YOUR INSTRUCTIONS: Every entry below must be repeated exactly; skip the pictures.

## START

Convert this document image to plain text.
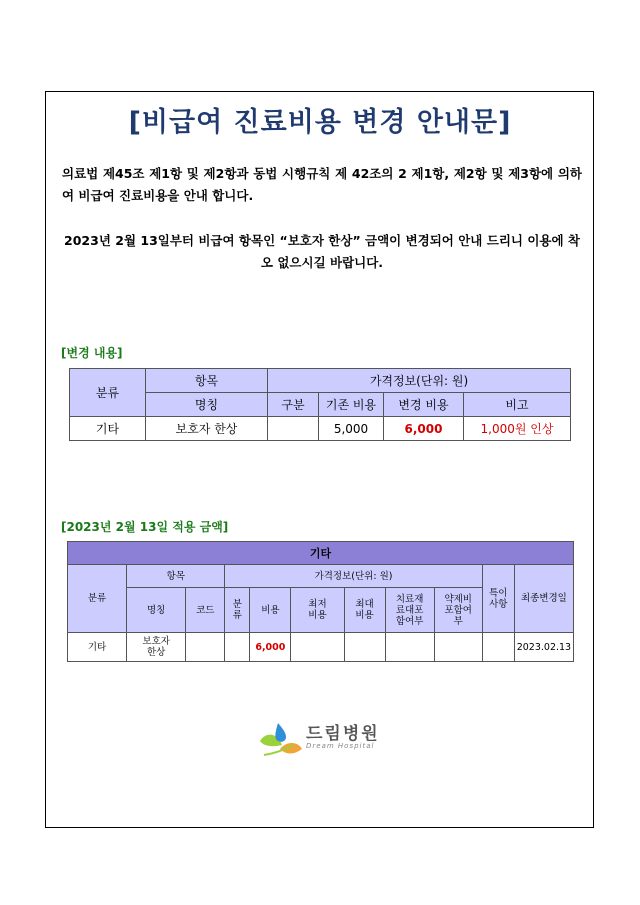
[비급여 진료비용 변경 안내문]
의료법 제45조 제1항 및 제2항과 동법 시행규칙 제 42조의 2 제1항, 제2항 및 제3항에 의하여 비급여 진료비용을 안내 합니다.
2023년 2월 13일부터 비급여 항목인 “보호자 한상” 금액이 변경되어 안내 드리니 이용에 착오 없으시길 바랍니다.
[변경 내용]
분류	항목	가격정보(단위: 원)			
	명칭	구분	기존 비용	변경 비용	비고
기타	보호자 한상		5,000	6,000	1,000원 인상
[2023년 2월 13일 적용 금액]
기타										
분류	항목		가격정보(단위: 원)						특이사항	최종변경일
	명칭	코드	분류	비용	최저비용	최대비용	치료재료대포함여부	약제비포함여부		
기타	보호자 한상			6,000						2023.02.13
드림병원
Dream Hospital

## END

ANSWER TO THIS PROBLEM:
Convert this document image to plain text.
[비급여 진료비용 변경 안내문]
의료법 제45조 제1항 및 제2항과 동법 시행규칙 제 42조의 2 제1항, 제2항 및 제3항에 의하여 비급여 진료비용을 안내 합니다.
2023년 2월 13일부터 비급여 항목인 “보호자 한상” 금액이 변경되어 안내 드리니 이용에 착오 없으시길 바랍니다.
[변경 내용]
분류	항목	가격정보(단위: 원)			
	명칭	구분	기존 비용	변경 비용	비고
기타	보호자 한상		5,000	6,000	1,000원 인상
[2023년 2월 13일 적용 금액]
기타										
분류	항목		가격정보(단위: 원)						특이사항	최종변경일
	명칭	코드	분류	비용	최저비용	최대비용	치료재료대포함여부	약제비포함여부		
기타	보호자 한상			6,000						2023.02.13
드림병원
Dream Hospital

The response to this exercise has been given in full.